_OBJECTIVE_
Below are some records. Copy every line in them that holds "text".

_SUPPLIED MATERIAL_
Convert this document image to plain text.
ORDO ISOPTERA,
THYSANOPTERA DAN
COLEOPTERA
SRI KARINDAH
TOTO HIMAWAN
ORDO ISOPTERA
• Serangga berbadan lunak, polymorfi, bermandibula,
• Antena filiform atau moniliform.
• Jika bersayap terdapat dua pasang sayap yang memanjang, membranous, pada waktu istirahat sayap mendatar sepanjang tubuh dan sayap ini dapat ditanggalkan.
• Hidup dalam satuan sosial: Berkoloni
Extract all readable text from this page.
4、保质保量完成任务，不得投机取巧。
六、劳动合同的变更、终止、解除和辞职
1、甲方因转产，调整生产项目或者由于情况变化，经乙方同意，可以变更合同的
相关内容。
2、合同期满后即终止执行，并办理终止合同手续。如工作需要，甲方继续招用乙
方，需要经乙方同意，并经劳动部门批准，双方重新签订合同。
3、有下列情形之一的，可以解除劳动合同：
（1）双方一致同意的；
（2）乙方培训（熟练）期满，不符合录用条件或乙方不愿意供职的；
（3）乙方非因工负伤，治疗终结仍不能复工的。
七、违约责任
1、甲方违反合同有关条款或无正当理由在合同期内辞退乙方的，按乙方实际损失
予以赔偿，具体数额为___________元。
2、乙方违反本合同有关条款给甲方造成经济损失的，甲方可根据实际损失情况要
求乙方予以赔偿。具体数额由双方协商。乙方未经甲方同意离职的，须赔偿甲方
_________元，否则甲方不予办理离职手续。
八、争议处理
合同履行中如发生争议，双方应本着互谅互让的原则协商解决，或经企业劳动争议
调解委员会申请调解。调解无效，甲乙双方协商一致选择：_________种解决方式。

_COMPLETE OUTPUT_
Convert this document image to plain text.
Extract all readable text from this page.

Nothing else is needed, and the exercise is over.